◆ **What is needed**: Find every line of the listing below where "name" appears, and copy it.

(Dataset listings of figures)
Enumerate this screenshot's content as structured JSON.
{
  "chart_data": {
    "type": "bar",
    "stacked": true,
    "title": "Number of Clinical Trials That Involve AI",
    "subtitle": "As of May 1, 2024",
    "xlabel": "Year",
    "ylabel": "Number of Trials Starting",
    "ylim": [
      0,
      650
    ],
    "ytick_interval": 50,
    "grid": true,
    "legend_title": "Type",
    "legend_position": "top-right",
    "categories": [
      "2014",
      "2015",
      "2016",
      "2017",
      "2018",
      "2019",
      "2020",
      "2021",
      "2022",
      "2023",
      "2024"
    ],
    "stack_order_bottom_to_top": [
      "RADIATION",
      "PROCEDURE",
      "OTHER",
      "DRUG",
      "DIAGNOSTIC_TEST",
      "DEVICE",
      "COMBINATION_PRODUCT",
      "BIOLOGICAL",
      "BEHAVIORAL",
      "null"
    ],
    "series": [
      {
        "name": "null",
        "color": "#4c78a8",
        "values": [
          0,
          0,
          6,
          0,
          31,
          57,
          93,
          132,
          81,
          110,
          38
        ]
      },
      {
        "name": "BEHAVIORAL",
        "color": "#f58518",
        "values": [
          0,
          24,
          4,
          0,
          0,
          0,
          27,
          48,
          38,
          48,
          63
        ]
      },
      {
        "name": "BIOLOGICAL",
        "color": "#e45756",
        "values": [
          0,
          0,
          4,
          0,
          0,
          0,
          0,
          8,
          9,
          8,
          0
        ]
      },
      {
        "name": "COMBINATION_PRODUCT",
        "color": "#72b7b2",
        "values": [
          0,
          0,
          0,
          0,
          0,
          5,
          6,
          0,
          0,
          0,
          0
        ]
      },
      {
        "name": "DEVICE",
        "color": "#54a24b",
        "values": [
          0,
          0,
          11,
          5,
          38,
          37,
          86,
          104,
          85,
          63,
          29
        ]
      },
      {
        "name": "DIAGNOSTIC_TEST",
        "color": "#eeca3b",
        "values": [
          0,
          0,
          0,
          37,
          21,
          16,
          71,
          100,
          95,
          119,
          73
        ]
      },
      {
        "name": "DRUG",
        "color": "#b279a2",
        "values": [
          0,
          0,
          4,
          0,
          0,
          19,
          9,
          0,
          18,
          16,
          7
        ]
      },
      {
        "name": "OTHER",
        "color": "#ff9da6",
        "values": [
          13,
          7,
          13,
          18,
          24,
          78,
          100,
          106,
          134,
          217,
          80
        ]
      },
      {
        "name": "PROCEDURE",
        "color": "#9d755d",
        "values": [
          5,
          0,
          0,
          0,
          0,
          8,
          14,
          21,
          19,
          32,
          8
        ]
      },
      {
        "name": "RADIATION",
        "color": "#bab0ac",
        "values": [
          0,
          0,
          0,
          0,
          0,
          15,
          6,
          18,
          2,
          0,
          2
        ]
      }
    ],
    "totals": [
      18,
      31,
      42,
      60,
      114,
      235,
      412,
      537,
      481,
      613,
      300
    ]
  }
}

◆ **Result for this task**:
        "name": "null",
        "name": "BEHAVIORAL",
        "name": "BIOLOGICAL",
        "name": "COMBINATION_PRODUCT",
        "name": "DEVICE",
        "name": "DIAGNOSTIC_TEST",
        "name": "DRUG",
        "name": "OTHER",
        "name": "PROCEDURE",
        "name": "RADIATION",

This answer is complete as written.